▶ **WORK TO DO**:
Copy whichever lines contain the string "Internet".

[Stored entries]
————

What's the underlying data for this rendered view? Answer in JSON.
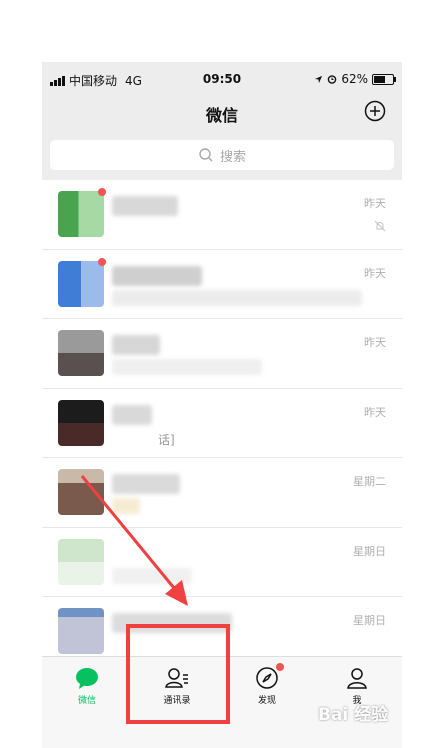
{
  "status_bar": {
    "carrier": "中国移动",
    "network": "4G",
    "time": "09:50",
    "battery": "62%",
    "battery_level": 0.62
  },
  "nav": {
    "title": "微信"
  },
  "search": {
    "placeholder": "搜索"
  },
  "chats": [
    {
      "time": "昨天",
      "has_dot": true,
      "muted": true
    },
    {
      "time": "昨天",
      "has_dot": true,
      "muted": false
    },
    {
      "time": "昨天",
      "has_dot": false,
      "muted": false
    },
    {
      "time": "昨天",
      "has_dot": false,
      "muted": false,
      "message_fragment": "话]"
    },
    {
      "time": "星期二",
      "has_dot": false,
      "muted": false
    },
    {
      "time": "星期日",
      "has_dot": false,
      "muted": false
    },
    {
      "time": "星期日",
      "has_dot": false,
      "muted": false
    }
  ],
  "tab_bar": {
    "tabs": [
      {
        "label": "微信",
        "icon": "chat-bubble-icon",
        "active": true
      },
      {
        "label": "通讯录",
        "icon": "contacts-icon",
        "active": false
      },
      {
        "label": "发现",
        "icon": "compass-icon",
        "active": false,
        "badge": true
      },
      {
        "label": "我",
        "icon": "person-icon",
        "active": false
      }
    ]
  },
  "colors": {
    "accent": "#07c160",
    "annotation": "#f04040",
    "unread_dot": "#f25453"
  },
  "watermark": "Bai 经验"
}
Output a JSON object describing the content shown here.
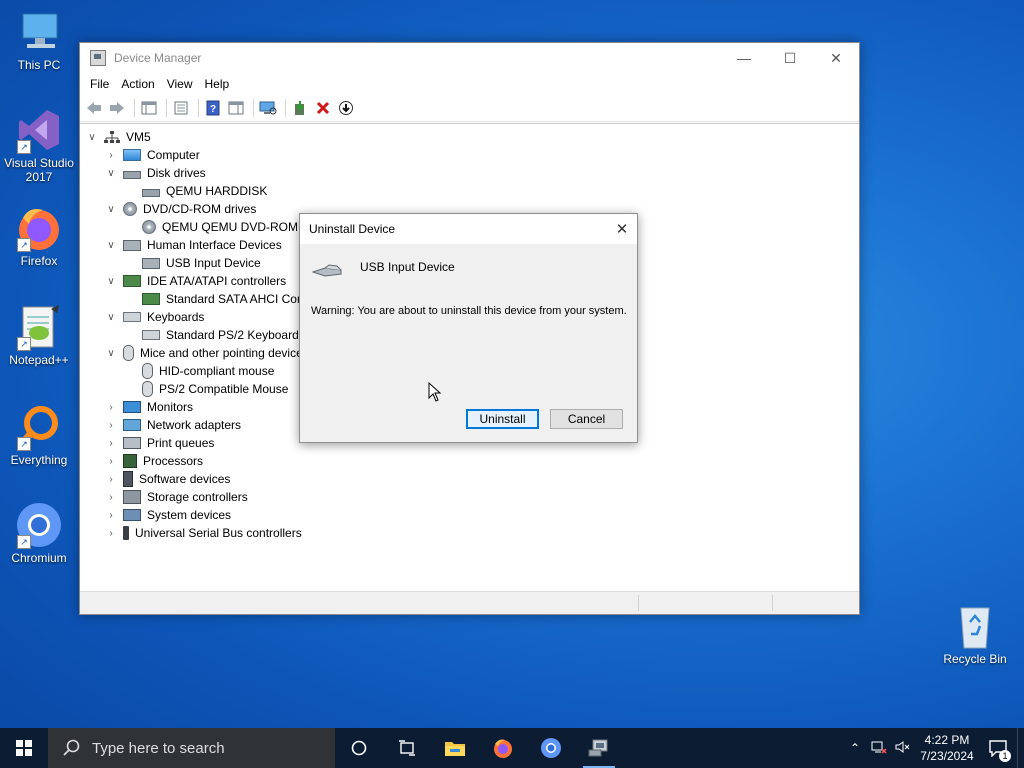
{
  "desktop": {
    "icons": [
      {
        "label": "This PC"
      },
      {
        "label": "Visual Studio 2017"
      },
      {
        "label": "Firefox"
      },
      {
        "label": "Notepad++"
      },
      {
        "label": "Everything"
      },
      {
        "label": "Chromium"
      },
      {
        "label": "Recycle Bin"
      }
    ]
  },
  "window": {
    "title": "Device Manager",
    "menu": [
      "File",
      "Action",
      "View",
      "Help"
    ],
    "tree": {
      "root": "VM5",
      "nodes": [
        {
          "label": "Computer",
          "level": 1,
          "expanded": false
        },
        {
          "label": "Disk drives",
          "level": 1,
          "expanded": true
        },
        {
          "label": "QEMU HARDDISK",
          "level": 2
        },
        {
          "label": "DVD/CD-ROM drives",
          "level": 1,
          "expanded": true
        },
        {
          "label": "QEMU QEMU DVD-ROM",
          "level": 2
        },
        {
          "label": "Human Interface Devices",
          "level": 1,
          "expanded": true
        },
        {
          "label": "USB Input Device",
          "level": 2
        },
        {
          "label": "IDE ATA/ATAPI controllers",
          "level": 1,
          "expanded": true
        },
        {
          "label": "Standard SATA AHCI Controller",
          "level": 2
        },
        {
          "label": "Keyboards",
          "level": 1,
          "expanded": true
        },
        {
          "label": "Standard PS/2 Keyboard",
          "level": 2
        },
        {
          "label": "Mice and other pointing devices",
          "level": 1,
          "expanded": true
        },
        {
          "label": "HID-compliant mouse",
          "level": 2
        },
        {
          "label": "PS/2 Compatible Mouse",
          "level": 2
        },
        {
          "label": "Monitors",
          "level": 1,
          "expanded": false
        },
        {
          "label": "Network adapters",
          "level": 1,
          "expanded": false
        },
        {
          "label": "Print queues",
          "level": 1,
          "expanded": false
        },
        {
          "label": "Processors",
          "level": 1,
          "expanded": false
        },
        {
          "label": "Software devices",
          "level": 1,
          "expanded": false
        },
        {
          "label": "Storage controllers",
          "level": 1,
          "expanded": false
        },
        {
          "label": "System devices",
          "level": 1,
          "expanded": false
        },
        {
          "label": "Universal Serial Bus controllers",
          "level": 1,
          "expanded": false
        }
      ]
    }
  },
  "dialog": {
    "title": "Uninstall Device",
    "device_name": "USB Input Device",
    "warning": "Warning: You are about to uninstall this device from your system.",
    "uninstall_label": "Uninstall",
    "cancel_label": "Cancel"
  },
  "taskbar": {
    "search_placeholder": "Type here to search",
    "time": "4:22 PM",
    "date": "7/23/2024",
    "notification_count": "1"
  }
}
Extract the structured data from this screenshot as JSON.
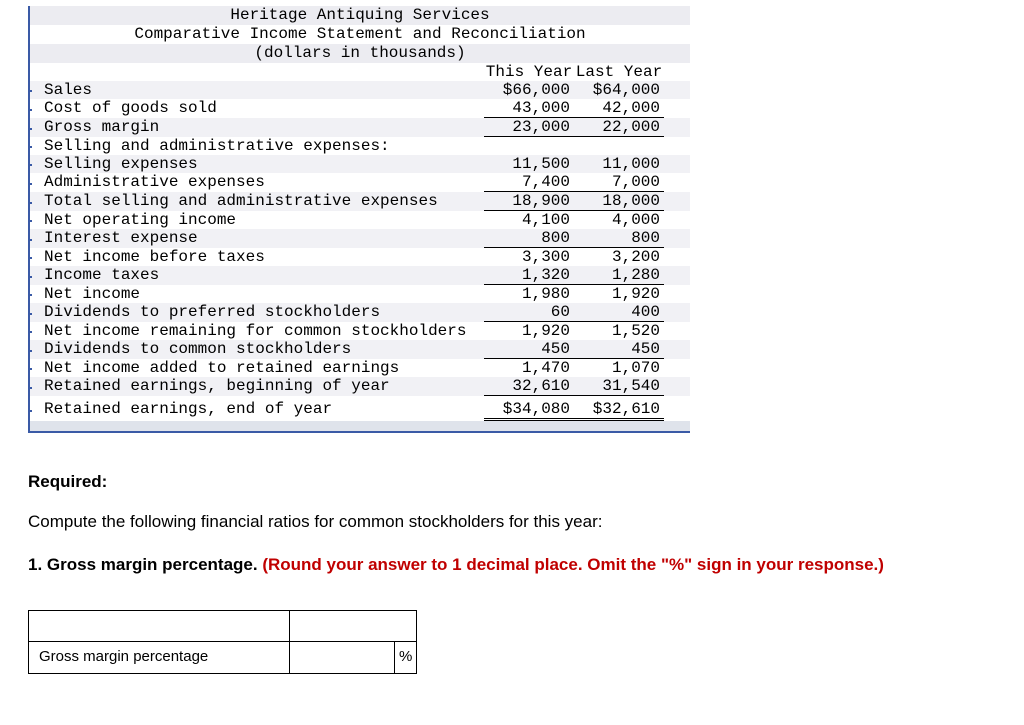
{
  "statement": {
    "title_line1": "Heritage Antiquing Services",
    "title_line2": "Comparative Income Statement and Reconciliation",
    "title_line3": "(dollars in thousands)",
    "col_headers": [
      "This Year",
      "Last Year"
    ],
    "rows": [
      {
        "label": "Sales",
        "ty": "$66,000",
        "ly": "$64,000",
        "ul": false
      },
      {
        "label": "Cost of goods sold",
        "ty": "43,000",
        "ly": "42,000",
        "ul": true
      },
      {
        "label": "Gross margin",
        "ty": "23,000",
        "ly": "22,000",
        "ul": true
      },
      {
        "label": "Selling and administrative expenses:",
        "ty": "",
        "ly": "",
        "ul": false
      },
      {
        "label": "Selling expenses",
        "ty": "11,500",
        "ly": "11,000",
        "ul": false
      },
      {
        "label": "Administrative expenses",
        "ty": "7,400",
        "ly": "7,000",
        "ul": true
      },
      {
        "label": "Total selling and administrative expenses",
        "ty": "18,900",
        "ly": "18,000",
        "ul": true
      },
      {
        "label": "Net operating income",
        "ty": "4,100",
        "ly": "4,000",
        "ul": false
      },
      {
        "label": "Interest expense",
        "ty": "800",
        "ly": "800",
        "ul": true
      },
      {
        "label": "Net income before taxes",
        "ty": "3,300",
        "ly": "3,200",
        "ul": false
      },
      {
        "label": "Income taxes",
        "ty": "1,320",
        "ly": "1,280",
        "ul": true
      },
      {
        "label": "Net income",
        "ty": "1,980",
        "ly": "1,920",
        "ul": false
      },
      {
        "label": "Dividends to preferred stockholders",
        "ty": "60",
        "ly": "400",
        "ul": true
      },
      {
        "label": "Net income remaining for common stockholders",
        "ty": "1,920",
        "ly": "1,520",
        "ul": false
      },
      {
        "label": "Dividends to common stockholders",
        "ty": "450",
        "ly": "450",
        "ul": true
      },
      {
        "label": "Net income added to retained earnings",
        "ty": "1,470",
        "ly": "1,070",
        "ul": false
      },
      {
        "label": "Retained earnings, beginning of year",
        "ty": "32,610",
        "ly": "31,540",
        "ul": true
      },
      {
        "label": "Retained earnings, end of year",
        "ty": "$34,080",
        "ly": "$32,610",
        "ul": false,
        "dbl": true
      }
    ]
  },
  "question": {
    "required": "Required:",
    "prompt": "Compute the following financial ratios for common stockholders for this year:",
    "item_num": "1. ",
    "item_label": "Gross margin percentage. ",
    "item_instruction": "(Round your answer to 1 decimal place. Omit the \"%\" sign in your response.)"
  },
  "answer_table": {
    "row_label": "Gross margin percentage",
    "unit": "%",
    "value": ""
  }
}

————

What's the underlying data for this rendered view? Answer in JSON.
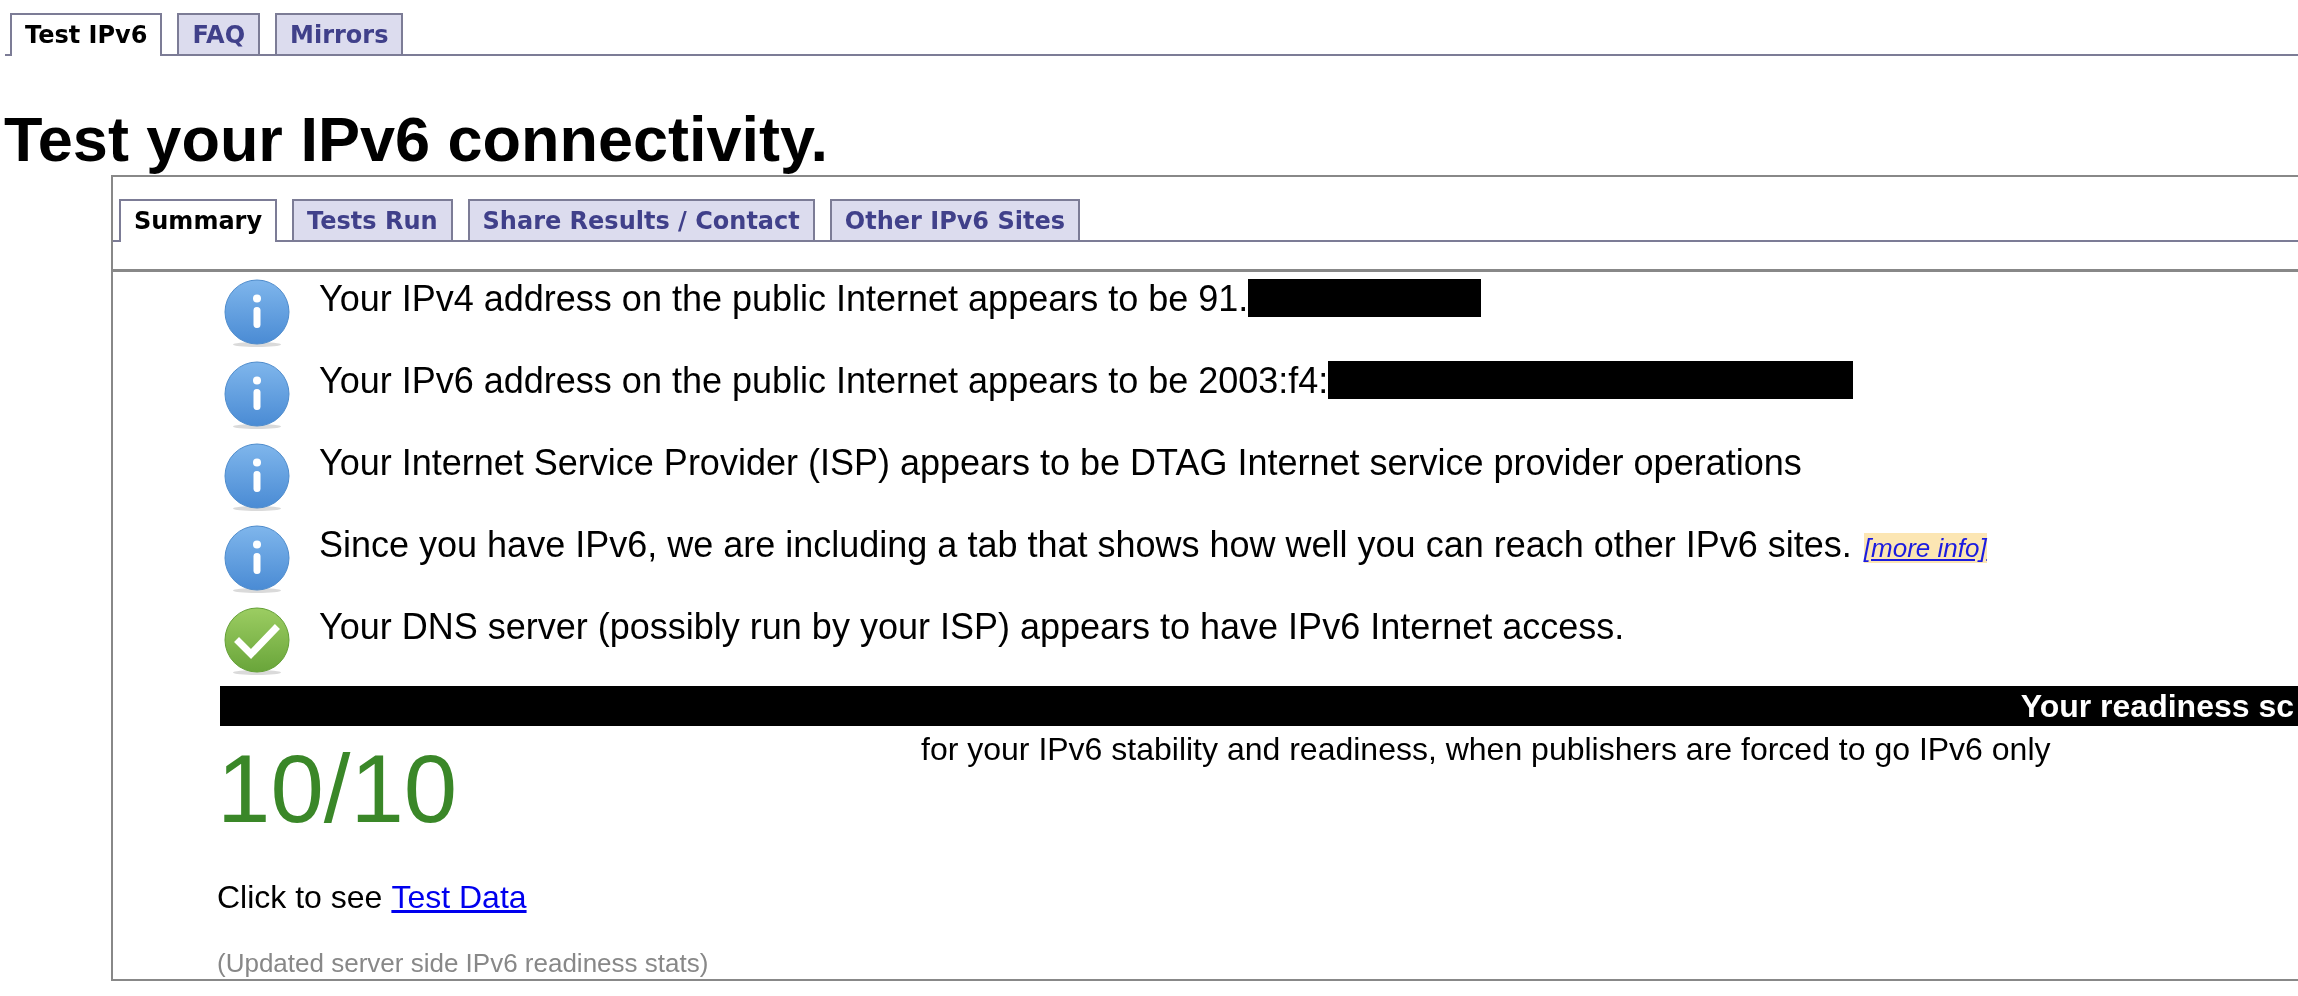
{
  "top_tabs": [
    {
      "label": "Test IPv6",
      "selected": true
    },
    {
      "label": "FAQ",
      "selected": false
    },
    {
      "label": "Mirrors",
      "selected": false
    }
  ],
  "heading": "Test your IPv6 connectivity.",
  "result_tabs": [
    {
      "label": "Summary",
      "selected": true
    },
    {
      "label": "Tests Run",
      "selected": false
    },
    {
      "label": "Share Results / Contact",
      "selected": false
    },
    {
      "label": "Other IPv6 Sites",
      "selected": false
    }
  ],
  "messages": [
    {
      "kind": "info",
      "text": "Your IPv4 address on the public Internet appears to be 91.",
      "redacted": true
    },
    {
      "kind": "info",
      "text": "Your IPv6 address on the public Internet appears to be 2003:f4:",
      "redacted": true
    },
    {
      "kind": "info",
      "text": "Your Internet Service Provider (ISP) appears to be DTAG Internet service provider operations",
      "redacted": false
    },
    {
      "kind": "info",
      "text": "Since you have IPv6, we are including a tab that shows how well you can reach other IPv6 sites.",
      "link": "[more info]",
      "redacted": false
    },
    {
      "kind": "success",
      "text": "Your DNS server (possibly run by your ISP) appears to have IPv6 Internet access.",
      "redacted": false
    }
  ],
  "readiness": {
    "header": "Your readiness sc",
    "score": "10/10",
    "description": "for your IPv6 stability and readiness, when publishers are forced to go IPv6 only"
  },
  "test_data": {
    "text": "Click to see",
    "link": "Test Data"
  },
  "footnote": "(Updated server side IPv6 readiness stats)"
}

————

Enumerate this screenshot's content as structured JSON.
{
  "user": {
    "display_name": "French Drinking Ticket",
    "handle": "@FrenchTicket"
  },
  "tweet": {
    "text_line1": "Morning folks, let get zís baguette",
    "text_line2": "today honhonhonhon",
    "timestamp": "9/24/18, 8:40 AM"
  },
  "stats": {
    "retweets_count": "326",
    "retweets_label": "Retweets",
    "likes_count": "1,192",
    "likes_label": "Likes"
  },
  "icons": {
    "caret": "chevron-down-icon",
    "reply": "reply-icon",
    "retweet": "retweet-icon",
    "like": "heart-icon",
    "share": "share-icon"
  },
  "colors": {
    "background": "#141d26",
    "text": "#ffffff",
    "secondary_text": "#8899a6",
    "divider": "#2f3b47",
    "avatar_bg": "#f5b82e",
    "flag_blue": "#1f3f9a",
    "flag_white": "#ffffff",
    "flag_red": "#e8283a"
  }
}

————

▶ **OUTPUT**:
      "text": "Your IPv4 address on the public Internet appears to be 91.",
      "text": "Your IPv6 address on the public Internet appears to be 2003:f4:",
      "text": "Your Internet Service Provider (ISP) appears to be DTAG Internet service provider operations",
      "text": "Your DNS server (possibly run by your ISP) appears to have IPv6 Internet access.",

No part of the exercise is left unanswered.